### AIM
Restate the records below word for word, and omit the images they hold.

### RECORDS TO USE
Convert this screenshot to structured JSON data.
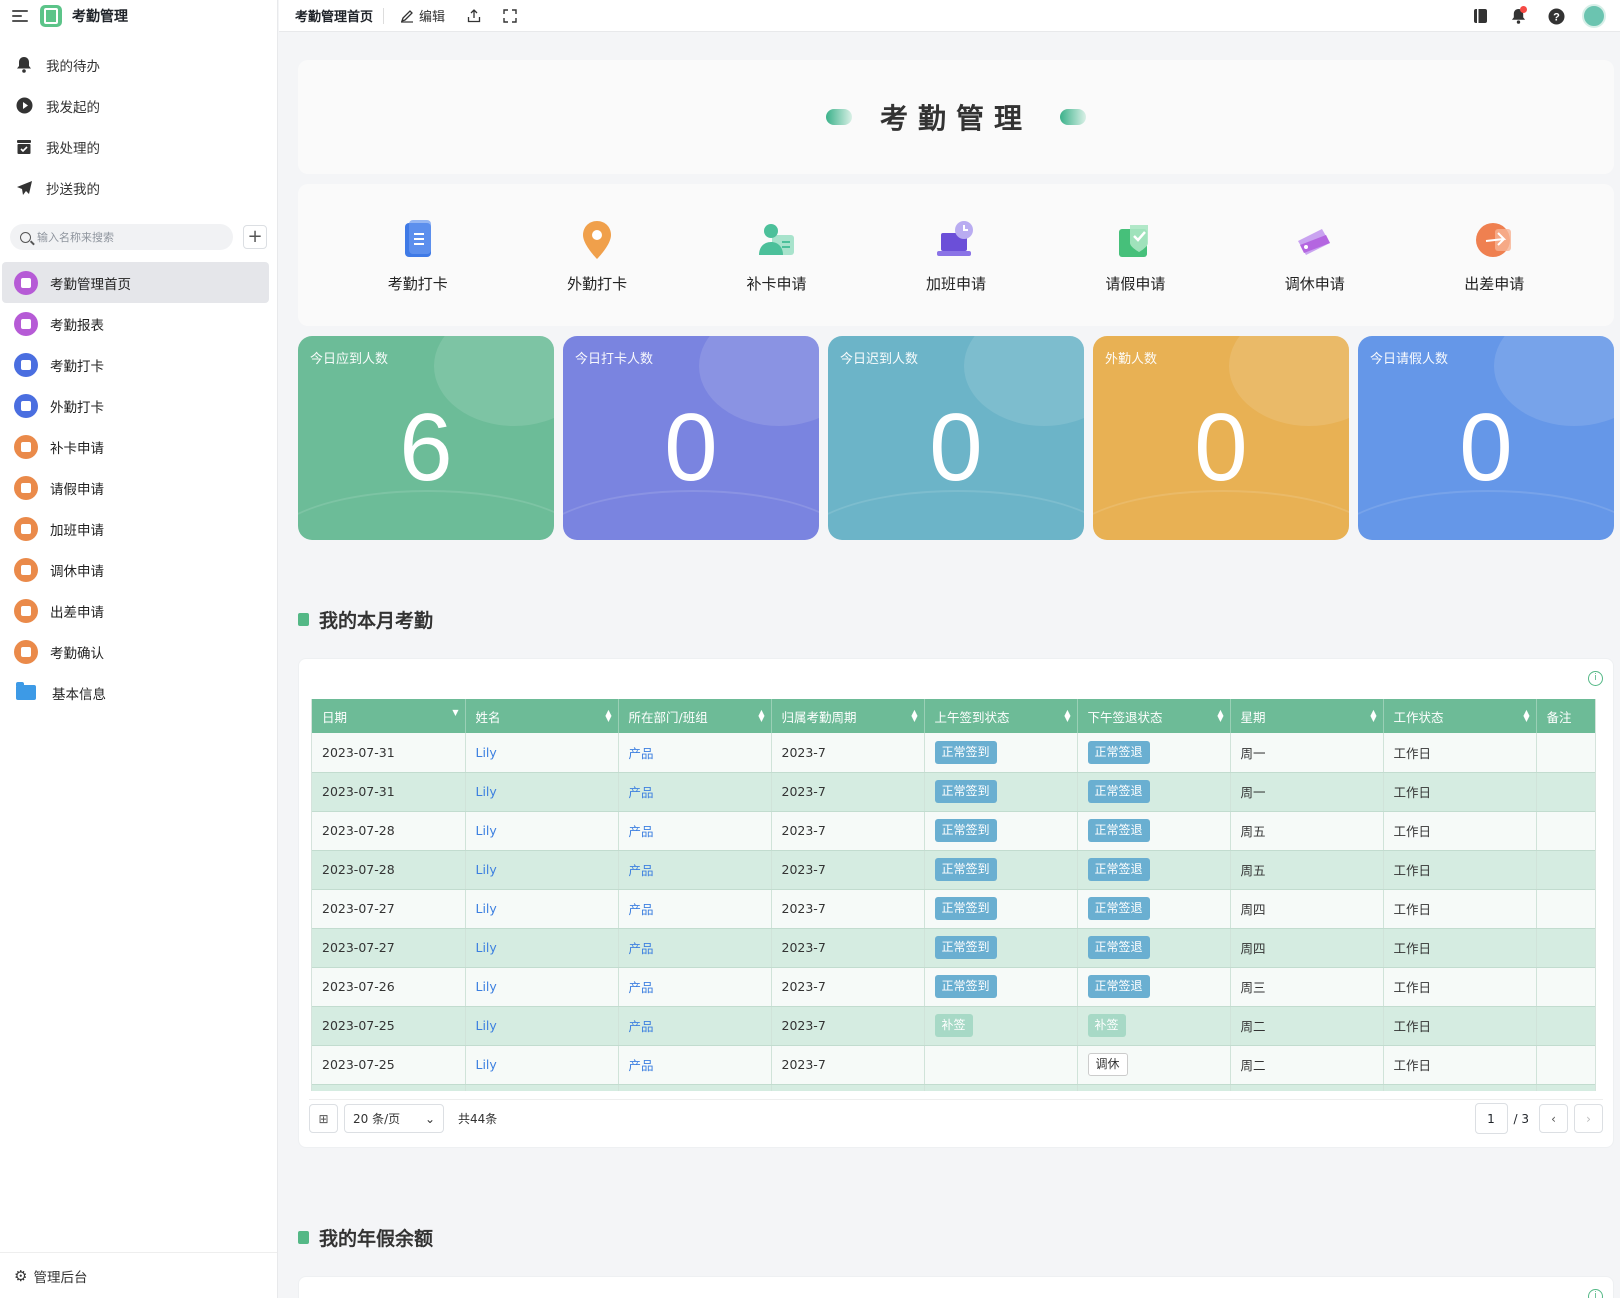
{
  "app": {
    "title": "考勤管理"
  },
  "quick_links": [
    {
      "label": "我的待办",
      "icon": "bell-icon"
    },
    {
      "label": "我发起的",
      "icon": "play-circle-icon"
    },
    {
      "label": "我处理的",
      "icon": "inbox-check-icon"
    },
    {
      "label": "抄送我的",
      "icon": "send-icon"
    }
  ],
  "search": {
    "placeholder": "输入名称来搜索"
  },
  "nav": [
    {
      "label": "考勤管理首页",
      "color": "purple",
      "active": true
    },
    {
      "label": "考勤报表",
      "color": "purple"
    },
    {
      "label": "考勤打卡",
      "color": "blue"
    },
    {
      "label": "外勤打卡",
      "color": "blue"
    },
    {
      "label": "补卡申请",
      "color": "orange"
    },
    {
      "label": "请假申请",
      "color": "orange"
    },
    {
      "label": "加班申请",
      "color": "orange"
    },
    {
      "label": "调休申请",
      "color": "orange"
    },
    {
      "label": "出差申请",
      "color": "orange"
    },
    {
      "label": "考勤确认",
      "color": "orange"
    },
    {
      "label": "基本信息",
      "color": "folder"
    }
  ],
  "footer": {
    "label": "管理后台"
  },
  "topbar": {
    "title": "考勤管理首页",
    "edit": "编辑"
  },
  "page": {
    "title": "考勤管理"
  },
  "apps": [
    {
      "label": "考勤打卡",
      "icon": "clipboard-icon",
      "color": "#3f7ae6"
    },
    {
      "label": "外勤打卡",
      "icon": "location-pin-icon",
      "color": "#f0a04b"
    },
    {
      "label": "补卡申请",
      "icon": "user-card-icon",
      "color": "#4cc09a"
    },
    {
      "label": "加班申请",
      "icon": "laptop-clock-icon",
      "color": "#6b4fd8"
    },
    {
      "label": "请假申请",
      "icon": "check-shield-icon",
      "color": "#46c07a"
    },
    {
      "label": "调休申请",
      "icon": "ticket-icon",
      "color": "#b466e0"
    },
    {
      "label": "出差申请",
      "icon": "plane-icon",
      "color": "#ef8050"
    }
  ],
  "stats": [
    {
      "label": "今日应到人数",
      "value": "6",
      "color": "#6cbc98"
    },
    {
      "label": "今日打卡人数",
      "value": "0",
      "color": "#7a84e0"
    },
    {
      "label": "今日迟到人数",
      "value": "0",
      "color": "#6cb4c8"
    },
    {
      "label": "外勤人数",
      "value": "0",
      "color": "#e8b154"
    },
    {
      "label": "今日请假人数",
      "value": "0",
      "color": "#6597e8"
    }
  ],
  "section1": {
    "title": "我的本月考勤"
  },
  "table": {
    "columns": [
      "日期",
      "姓名",
      "所在部门/班组",
      "归属考勤周期",
      "上午签到状态",
      "下午签退状态",
      "星期",
      "工作状态",
      "备注"
    ],
    "rows": [
      {
        "date": "2023-07-31",
        "name": "Lily",
        "dept": "产品",
        "period": "2023-7",
        "am": "正常签到",
        "pm": "正常签退",
        "weekday": "周一",
        "status": "工作日"
      },
      {
        "date": "2023-07-31",
        "name": "Lily",
        "dept": "产品",
        "period": "2023-7",
        "am": "正常签到",
        "pm": "正常签退",
        "weekday": "周一",
        "status": "工作日"
      },
      {
        "date": "2023-07-28",
        "name": "Lily",
        "dept": "产品",
        "period": "2023-7",
        "am": "正常签到",
        "pm": "正常签退",
        "weekday": "周五",
        "status": "工作日"
      },
      {
        "date": "2023-07-28",
        "name": "Lily",
        "dept": "产品",
        "period": "2023-7",
        "am": "正常签到",
        "pm": "正常签退",
        "weekday": "周五",
        "status": "工作日"
      },
      {
        "date": "2023-07-27",
        "name": "Lily",
        "dept": "产品",
        "period": "2023-7",
        "am": "正常签到",
        "pm": "正常签退",
        "weekday": "周四",
        "status": "工作日"
      },
      {
        "date": "2023-07-27",
        "name": "Lily",
        "dept": "产品",
        "period": "2023-7",
        "am": "正常签到",
        "pm": "正常签退",
        "weekday": "周四",
        "status": "工作日"
      },
      {
        "date": "2023-07-26",
        "name": "Lily",
        "dept": "产品",
        "period": "2023-7",
        "am": "正常签到",
        "pm": "正常签退",
        "weekday": "周三",
        "status": "工作日"
      },
      {
        "date": "2023-07-25",
        "name": "Lily",
        "dept": "产品",
        "period": "2023-7",
        "am": "补签",
        "pm": "补签",
        "weekday": "周二",
        "status": "工作日"
      },
      {
        "date": "2023-07-25",
        "name": "Lily",
        "dept": "产品",
        "period": "2023-7",
        "am": "",
        "pm": "调休",
        "weekday": "周二",
        "status": "工作日"
      }
    ]
  },
  "pager": {
    "page_size": "20 条/页",
    "total": "共44条",
    "current": "1",
    "of": "/ 3"
  },
  "section2": {
    "title": "我的年假余额"
  }
}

### FULL ANSWER
Convert this screenshot to structured JSON data.
{
  "app": {
    "title": "考勤管理"
  },
  "quick_links": [
    {
      "label": "我的待办",
      "icon": "bell-icon"
    },
    {
      "label": "我发起的",
      "icon": "play-circle-icon"
    },
    {
      "label": "我处理的",
      "icon": "inbox-check-icon"
    },
    {
      "label": "抄送我的",
      "icon": "send-icon"
    }
  ],
  "search": {
    "placeholder": "输入名称来搜索"
  },
  "nav": [
    {
      "label": "考勤管理首页",
      "color": "purple",
      "active": true
    },
    {
      "label": "考勤报表",
      "color": "purple"
    },
    {
      "label": "考勤打卡",
      "color": "blue"
    },
    {
      "label": "外勤打卡",
      "color": "blue"
    },
    {
      "label": "补卡申请",
      "color": "orange"
    },
    {
      "label": "请假申请",
      "color": "orange"
    },
    {
      "label": "加班申请",
      "color": "orange"
    },
    {
      "label": "调休申请",
      "color": "orange"
    },
    {
      "label": "出差申请",
      "color": "orange"
    },
    {
      "label": "考勤确认",
      "color": "orange"
    },
    {
      "label": "基本信息",
      "color": "folder"
    }
  ],
  "footer": {
    "label": "管理后台"
  },
  "topbar": {
    "title": "考勤管理首页",
    "edit": "编辑"
  },
  "page": {
    "title": "考勤管理"
  },
  "apps": [
    {
      "label": "考勤打卡",
      "icon": "clipboard-icon",
      "color": "#3f7ae6"
    },
    {
      "label": "外勤打卡",
      "icon": "location-pin-icon",
      "color": "#f0a04b"
    },
    {
      "label": "补卡申请",
      "icon": "user-card-icon",
      "color": "#4cc09a"
    },
    {
      "label": "加班申请",
      "icon": "laptop-clock-icon",
      "color": "#6b4fd8"
    },
    {
      "label": "请假申请",
      "icon": "check-shield-icon",
      "color": "#46c07a"
    },
    {
      "label": "调休申请",
      "icon": "ticket-icon",
      "color": "#b466e0"
    },
    {
      "label": "出差申请",
      "icon": "plane-icon",
      "color": "#ef8050"
    }
  ],
  "stats": [
    {
      "label": "今日应到人数",
      "value": "6",
      "color": "#6cbc98"
    },
    {
      "label": "今日打卡人数",
      "value": "0",
      "color": "#7a84e0"
    },
    {
      "label": "今日迟到人数",
      "value": "0",
      "color": "#6cb4c8"
    },
    {
      "label": "外勤人数",
      "value": "0",
      "color": "#e8b154"
    },
    {
      "label": "今日请假人数",
      "value": "0",
      "color": "#6597e8"
    }
  ],
  "section1": {
    "title": "我的本月考勤"
  },
  "table": {
    "columns": [
      "日期",
      "姓名",
      "所在部门/班组",
      "归属考勤周期",
      "上午签到状态",
      "下午签退状态",
      "星期",
      "工作状态",
      "备注"
    ],
    "rows": [
      {
        "date": "2023-07-31",
        "name": "Lily",
        "dept": "产品",
        "period": "2023-7",
        "am": "正常签到",
        "pm": "正常签退",
        "weekday": "周一",
        "status": "工作日"
      },
      {
        "date": "2023-07-31",
        "name": "Lily",
        "dept": "产品",
        "period": "2023-7",
        "am": "正常签到",
        "pm": "正常签退",
        "weekday": "周一",
        "status": "工作日"
      },
      {
        "date": "2023-07-28",
        "name": "Lily",
        "dept": "产品",
        "period": "2023-7",
        "am": "正常签到",
        "pm": "正常签退",
        "weekday": "周五",
        "status": "工作日"
      },
      {
        "date": "2023-07-28",
        "name": "Lily",
        "dept": "产品",
        "period": "2023-7",
        "am": "正常签到",
        "pm": "正常签退",
        "weekday": "周五",
        "status": "工作日"
      },
      {
        "date": "2023-07-27",
        "name": "Lily",
        "dept": "产品",
        "period": "2023-7",
        "am": "正常签到",
        "pm": "正常签退",
        "weekday": "周四",
        "status": "工作日"
      },
      {
        "date": "2023-07-27",
        "name": "Lily",
        "dept": "产品",
        "period": "2023-7",
        "am": "正常签到",
        "pm": "正常签退",
        "weekday": "周四",
        "status": "工作日"
      },
      {
        "date": "2023-07-26",
        "name": "Lily",
        "dept": "产品",
        "period": "2023-7",
        "am": "正常签到",
        "pm": "正常签退",
        "weekday": "周三",
        "status": "工作日"
      },
      {
        "date": "2023-07-25",
        "name": "Lily",
        "dept": "产品",
        "period": "2023-7",
        "am": "补签",
        "pm": "补签",
        "weekday": "周二",
        "status": "工作日"
      },
      {
        "date": "2023-07-25",
        "name": "Lily",
        "dept": "产品",
        "period": "2023-7",
        "am": "",
        "pm": "调休",
        "weekday": "周二",
        "status": "工作日"
      }
    ]
  },
  "pager": {
    "page_size": "20 条/页",
    "total": "共44条",
    "current": "1",
    "of": "/ 3"
  },
  "section2": {
    "title": "我的年假余额"
  }
}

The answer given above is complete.